• Data records:
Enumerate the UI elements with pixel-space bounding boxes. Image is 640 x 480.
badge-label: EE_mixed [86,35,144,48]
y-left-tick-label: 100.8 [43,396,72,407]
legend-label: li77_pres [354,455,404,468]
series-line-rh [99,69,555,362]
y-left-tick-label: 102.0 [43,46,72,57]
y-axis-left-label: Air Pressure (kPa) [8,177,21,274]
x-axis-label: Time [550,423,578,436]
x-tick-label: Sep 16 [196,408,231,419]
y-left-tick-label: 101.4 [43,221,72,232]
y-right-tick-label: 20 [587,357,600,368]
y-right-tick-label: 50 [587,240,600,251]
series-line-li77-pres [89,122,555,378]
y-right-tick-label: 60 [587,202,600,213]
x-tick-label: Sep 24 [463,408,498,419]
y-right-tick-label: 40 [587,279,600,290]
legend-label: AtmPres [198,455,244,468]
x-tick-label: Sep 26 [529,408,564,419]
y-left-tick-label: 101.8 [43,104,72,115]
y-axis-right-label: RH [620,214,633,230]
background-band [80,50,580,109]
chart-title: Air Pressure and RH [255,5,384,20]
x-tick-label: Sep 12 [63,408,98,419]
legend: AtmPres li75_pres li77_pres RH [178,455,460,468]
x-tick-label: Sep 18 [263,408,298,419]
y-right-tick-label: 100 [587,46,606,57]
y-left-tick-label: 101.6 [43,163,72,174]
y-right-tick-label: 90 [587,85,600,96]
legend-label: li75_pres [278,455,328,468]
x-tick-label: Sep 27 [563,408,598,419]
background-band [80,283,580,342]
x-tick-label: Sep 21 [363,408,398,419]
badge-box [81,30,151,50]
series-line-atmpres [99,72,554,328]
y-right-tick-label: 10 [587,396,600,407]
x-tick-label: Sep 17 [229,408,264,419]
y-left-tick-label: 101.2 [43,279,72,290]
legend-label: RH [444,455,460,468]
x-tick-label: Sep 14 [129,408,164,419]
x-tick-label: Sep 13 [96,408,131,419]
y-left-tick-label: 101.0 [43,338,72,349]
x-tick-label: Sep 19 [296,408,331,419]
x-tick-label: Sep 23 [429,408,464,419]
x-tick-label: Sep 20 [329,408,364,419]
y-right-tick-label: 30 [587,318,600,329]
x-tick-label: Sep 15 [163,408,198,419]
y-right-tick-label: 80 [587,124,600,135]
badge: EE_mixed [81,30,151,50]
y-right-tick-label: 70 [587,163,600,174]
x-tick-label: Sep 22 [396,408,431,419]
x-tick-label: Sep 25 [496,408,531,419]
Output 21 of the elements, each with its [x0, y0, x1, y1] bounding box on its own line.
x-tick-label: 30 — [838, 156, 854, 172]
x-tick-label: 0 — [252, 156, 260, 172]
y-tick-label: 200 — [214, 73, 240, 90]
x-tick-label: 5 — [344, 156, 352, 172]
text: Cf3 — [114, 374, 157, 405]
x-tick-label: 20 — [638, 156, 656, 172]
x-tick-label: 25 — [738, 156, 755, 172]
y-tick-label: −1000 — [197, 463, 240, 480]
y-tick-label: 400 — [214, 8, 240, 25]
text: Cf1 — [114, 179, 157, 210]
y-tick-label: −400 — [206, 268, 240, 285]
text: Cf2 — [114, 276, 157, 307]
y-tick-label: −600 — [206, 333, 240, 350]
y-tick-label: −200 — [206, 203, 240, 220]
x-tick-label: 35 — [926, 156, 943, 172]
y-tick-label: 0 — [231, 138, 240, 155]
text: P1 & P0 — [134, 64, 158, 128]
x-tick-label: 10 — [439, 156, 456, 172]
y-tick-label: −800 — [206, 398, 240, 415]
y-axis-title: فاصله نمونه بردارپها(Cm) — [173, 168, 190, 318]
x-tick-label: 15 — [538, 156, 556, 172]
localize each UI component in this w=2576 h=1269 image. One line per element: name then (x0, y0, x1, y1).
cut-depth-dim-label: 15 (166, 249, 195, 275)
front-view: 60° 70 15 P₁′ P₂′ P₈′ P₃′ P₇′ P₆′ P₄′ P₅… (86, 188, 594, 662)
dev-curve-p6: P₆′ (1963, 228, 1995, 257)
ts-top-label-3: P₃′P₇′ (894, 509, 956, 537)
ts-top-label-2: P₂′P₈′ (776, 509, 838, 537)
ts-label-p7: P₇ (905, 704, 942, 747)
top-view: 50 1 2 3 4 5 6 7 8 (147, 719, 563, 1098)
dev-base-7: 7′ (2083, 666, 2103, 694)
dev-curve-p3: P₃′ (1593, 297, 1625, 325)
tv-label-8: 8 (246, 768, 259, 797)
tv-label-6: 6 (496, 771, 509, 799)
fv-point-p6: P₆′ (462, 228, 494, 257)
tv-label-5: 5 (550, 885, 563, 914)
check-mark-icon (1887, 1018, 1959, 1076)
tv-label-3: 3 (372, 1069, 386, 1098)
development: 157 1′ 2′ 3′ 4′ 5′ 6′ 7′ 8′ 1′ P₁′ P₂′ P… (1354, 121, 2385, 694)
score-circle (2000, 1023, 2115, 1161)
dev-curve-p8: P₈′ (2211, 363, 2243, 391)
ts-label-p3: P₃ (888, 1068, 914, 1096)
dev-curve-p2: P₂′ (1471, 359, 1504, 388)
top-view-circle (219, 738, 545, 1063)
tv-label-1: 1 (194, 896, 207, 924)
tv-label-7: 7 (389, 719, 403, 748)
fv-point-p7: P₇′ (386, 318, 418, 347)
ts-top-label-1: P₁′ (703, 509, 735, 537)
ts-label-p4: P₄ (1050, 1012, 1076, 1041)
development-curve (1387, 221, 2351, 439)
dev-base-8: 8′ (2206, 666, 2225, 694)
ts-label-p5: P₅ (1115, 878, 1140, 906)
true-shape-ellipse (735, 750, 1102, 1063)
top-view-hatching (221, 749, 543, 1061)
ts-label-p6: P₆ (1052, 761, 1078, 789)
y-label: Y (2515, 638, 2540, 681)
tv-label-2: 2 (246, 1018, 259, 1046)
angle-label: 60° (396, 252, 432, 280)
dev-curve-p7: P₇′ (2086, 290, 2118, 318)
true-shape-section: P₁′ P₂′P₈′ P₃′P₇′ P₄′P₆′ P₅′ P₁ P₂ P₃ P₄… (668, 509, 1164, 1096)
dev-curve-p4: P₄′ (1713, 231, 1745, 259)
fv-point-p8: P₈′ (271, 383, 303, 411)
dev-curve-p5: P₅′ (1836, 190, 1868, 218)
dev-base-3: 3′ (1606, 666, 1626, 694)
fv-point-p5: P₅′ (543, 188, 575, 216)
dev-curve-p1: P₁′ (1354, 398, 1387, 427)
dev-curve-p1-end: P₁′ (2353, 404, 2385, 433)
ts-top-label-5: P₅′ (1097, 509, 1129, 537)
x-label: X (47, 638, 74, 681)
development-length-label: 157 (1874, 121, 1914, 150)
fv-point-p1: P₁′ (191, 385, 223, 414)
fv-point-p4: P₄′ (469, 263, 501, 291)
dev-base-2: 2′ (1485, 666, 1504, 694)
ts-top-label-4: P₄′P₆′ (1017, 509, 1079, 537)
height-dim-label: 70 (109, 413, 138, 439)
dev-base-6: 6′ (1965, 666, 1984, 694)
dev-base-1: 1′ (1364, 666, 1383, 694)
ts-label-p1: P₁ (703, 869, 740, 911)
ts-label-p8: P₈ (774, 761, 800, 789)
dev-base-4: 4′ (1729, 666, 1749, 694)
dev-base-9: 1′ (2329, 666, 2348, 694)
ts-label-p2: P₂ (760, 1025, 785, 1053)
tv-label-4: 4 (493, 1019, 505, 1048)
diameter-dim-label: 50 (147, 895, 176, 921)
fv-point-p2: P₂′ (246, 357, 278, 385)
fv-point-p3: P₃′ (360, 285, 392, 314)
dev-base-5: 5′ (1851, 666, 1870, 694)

• To do: Arrange every line of all the items above as a JSON list of strings, with one string per line and blank lines omitted.

• Output of the task:
[
  "Enumerate the UI elements with pixel-space bounding boxes. Image is 640 x 480.",
  "badge-label: EE_mixed [86,35,144,48]",
  "y-left-tick-label: 100.8 [43,396,72,407]",
  "legend-label: li77_pres [354,455,404,468]",
  "series-line-rh [99,69,555,362]",
  "y-left-tick-label: 102.0 [43,46,72,57]",
  "y-axis-left-label: Air Pressure (kPa) [8,177,21,274]",
  "x-axis-label: Time [550,423,578,436]",
  "x-tick-label: Sep 16 [196,408,231,419]",
  "y-left-tick-label: 101.4 [43,221,72,232]",
  "y-right-tick-label: 20 [587,357,600,368]",
  "y-right-tick-label: 50 [587,240,600,251]",
  "series-line-li77-pres [89,122,555,378]",
  "y-right-tick-label: 60 [587,202,600,213]",
  "x-tick-label: Sep 24 [463,408,498,419]",
  "y-right-tick-label: 40 [587,279,600,290]",
  "legend-label: AtmPres [198,455,244,468]",
  "x-tick-label: Sep 26 [529,408,564,419]",
  "y-left-tick-label: 101.8 [43,104,72,115]",
  "y-axis-right-label: RH [620,214,633,230]",
  "background-band [80,50,580,109]",
  "chart-title: Air Pressure and RH [255,5,384,20]",
  "x-tick-label: Sep 12 [63,408,98,419]",
  "legend: AtmPres li75_pres li77_pres RH [178,455,460,468]",
  "x-tick-label: Sep 18 [263,408,298,419]",
  "y-right-tick-label: 100 [587,46,606,57]",
  "y-left-tick-label: 101.6 [43,163,72,174]",
  "y-right-tick-label: 90 [587,85,600,96]",
  "legend-label: li75_pres [278,455,328,468]",
  "x-tick-label: Sep 27 [563,408,598,419]",
  "background-band [80,283,580,342]",
  "x-tick-label: Sep 21 [363,408,398,419]",
  "badge-box [81,30,151,50]",
  "series-line-atmpres [99,72,554,328]",
  "y-right-tick-label: 10 [587,396,600,407]",
  "x-tick-label: Sep 17 [229,408,264,419]",
  "y-left-tick-label: 101.2 [43,279,72,290]",
  "legend-label: RH [444,455,460,468]",
  "x-tick-label: Sep 14 [129,408,164,419]",
  "x-tick-label: Sep 13 [96,408,131,419]",
  "y-left-tick-label: 101.0 [43,338,72,349]",
  "x-tick-label: Sep 19 [296,408,331,419]",
  "x-tick-label: Sep 23 [429,408,464,419]",
  "x-tick-label: Sep 20 [329,408,364,419]",
  "y-right-tick-label: 30 [587,318,600,329]",
  "x-tick-label: Sep 15 [163,408,198,419]",
  "y-right-tick-label: 80 [587,124,600,135]",
  "badge: EE_mixed [81,30,151,50]",
  "y-right-tick-label: 70 [587,163,600,174]",
  "x-tick-label: Sep 22 [396,408,431,419]",
  "x-tick-label: Sep 25 [496,408,531,419]",
  "Output 21 of the elements, each with its [x0, y0, x1, y1] bounding box on its own line.",
  "x-tick-label: 30 — [838, 156, 854, 172]",
  "x-tick-label: 0 — [252, 156, 260, 172]",
  "y-tick-label: 200 — [214, 73, 240, 90]",
  "x-tick-label: 5 — [344, 156, 352, 172]",
  "text: Cf3 — [114, 374, 157, 405]",
  "x-tick-label: 20 — [638, 156, 656, 172]",
  "x-tick-label: 25 — [738, 156, 755, 172]",
  "y-tick-label: −1000 — [197, 463, 240, 480]",
  "y-tick-label: 400 — [214, 8, 240, 25]",
  "text: Cf1 — [114, 179, 157, 210]",
  "y-tick-label: −400 — [206, 268, 240, 285]",
  "text: Cf2 — [114, 276, 157, 307]",
  "y-tick-label: −600 — [206, 333, 240, 350]",
  "y-tick-label: −200 — [206, 203, 240, 220]",
  "x-tick-label: 35 — [926, 156, 943, 172]",
  "y-tick-label: 0 — [231, 138, 240, 155]",
  "text: P1 & P0 — [134, 64, 158, 128]",
  "x-tick-label: 10 — [439, 156, 456, 172]",
  "y-tick-label: −800 — [206, 398, 240, 415]",
  "y-axis-title: فاصله نمونه بردارپها(Cm) — [173, 168, 190, 318]",
  "x-tick-label: 15 — [538, 156, 556, 172]",
  "localize each UI component in this w=2576 h=1269 image. One line per element: name then (x0, y0, x1, y1).",
  "cut-depth-dim-label: 15 (166, 249, 195, 275)",
  "front-view: 60° 70 15 P₁′ P₂′ P₈′ P₃′ P₇′ P₆′ P₄′ P₅… (86, 188, 594, 662)",
  "dev-curve-p6: P₆′ (1963, 228, 1995, 257)",
  "ts-top-label-3: P₃′P₇′ (894, 509, 956, 537)",
  "ts-top-label-2: P₂′P₈′ (776, 509, 838, 537)",
  "ts-label-p7: P₇ (905, 704, 942, 747)",
  "top-view: 50 1 2 3 4 5 6 7 8 (147, 719, 563, 1098)",
  "dev-base-7: 7′ (2083, 666, 2103, 694)",
  "dev-curve-p3: P₃′ (1593, 297, 1625, 325)",
  "tv-label-8: 8 (246, 768, 259, 797)",
  "tv-label-6: 6 (496, 771, 509, 799)",
  "fv-point-p6: P₆′ (462, 228, 494, 257)",
  "tv-label-5: 5 (550, 885, 563, 914)",
  "check-mark-icon (1887, 1018, 1959, 1076)",
  "tv-label-3: 3 (372, 1069, 386, 1098)",
  "development: 157 1′ 2′ 3′ 4′ 5′ 6′ 7′ 8′ 1′ P₁′ P₂′ P… (1354, 121, 2385, 694)",
  "score-circle (2000, 1023, 2115, 1161)",
  "dev-curve-p8: P₈′ (2211, 363, 2243, 391)",
  "ts-label-p3: P₃ (888, 1068, 914, 1096)",
  "dev-curve-p2: P₂′ (1471, 359, 1504, 388)",
  "top-view-circle (219, 738, 545, 1063)",
  "tv-label-1: 1 (194, 896, 207, 924)",
  "tv-label-7: 7 (389, 719, 403, 748)",
  "fv-point-p7: P₇′ (386, 318, 418, 347)",
  "ts-top-label-1: P₁′ (703, 509, 735, 537)",
  "ts-label-p4: P₄ (1050, 1012, 1076, 1041)",
  "development-curve (1387, 221, 2351, 439)",
  "dev-base-8: 8′ (2206, 666, 2225, 694)",
  "ts-label-p5: P₅ (1115, 878, 1140, 906)",
  "true-shape-ellipse (735, 750, 1102, 1063)",
  "top-view-hatching (221, 749, 543, 1061)",
  "ts-label-p6: P₆ (1052, 761, 1078, 789)",
  "y-label: Y (2515, 638, 2540, 681)",
  "tv-label-2: 2 (246, 1018, 259, 1046)",
  "angle-label: 60° (396, 252, 432, 280)",
  "dev-curve-p7: P₇′ (2086, 290, 2118, 318)",
  "true-shape-section: P₁′ P₂′P₈′ P₃′P₇′ P₄′P₆′ P₅′ P₁ P₂ P₃ P₄… (668, 509, 1164, 1096)",
  "dev-curve-p4: P₄′ (1713, 231, 1745, 259)",
  "fv-point-p8: P₈′ (271, 383, 303, 411)",
  "dev-curve-p5: P₅′ (1836, 190, 1868, 218)",
  "dev-base-3: 3′ (1606, 666, 1626, 694)",
  "fv-point-p5: P₅′ (543, 188, 575, 216)",
  "dev-curve-p1: P₁′ (1354, 398, 1387, 427)",
  "dev-curve-p1-end: P₁′ (2353, 404, 2385, 433)",
  "ts-top-label-5: P₅′ (1097, 509, 1129, 537)",
  "x-label: X (47, 638, 74, 681)",
  "development-length-label: 157 (1874, 121, 1914, 150)",
  "fv-point-p1: P₁′ (191, 385, 223, 414)",
  "fv-point-p4: P₄′ (469, 263, 501, 291)",
  "dev-base-2: 2′ (1485, 666, 1504, 694)",
  "ts-top-label-4: P₄′P₆′ (1017, 509, 1079, 537)",
  "height-dim-label: 70 (109, 413, 138, 439)",
  "dev-base-6: 6′ (1965, 666, 1984, 694)",
  "dev-base-1: 1′ (1364, 666, 1383, 694)",
  "ts-label-p1: P₁ (703, 869, 740, 911)",
  "ts-label-p8: P₈ (774, 761, 800, 789)",
  "dev-base-4: 4′ (1729, 666, 1749, 694)",
  "dev-base-9: 1′ (2329, 666, 2348, 694)",
  "ts-label-p2: P₂ (760, 1025, 785, 1053)",
  "tv-label-4: 4 (493, 1019, 505, 1048)",
  "diameter-dim-label: 50 (147, 895, 176, 921)",
  "fv-point-p2: P₂′ (246, 357, 278, 385)",
  "fv-point-p3: P₃′ (360, 285, 392, 314)",
  "dev-base-5: 5′ (1851, 666, 1870, 694)"
]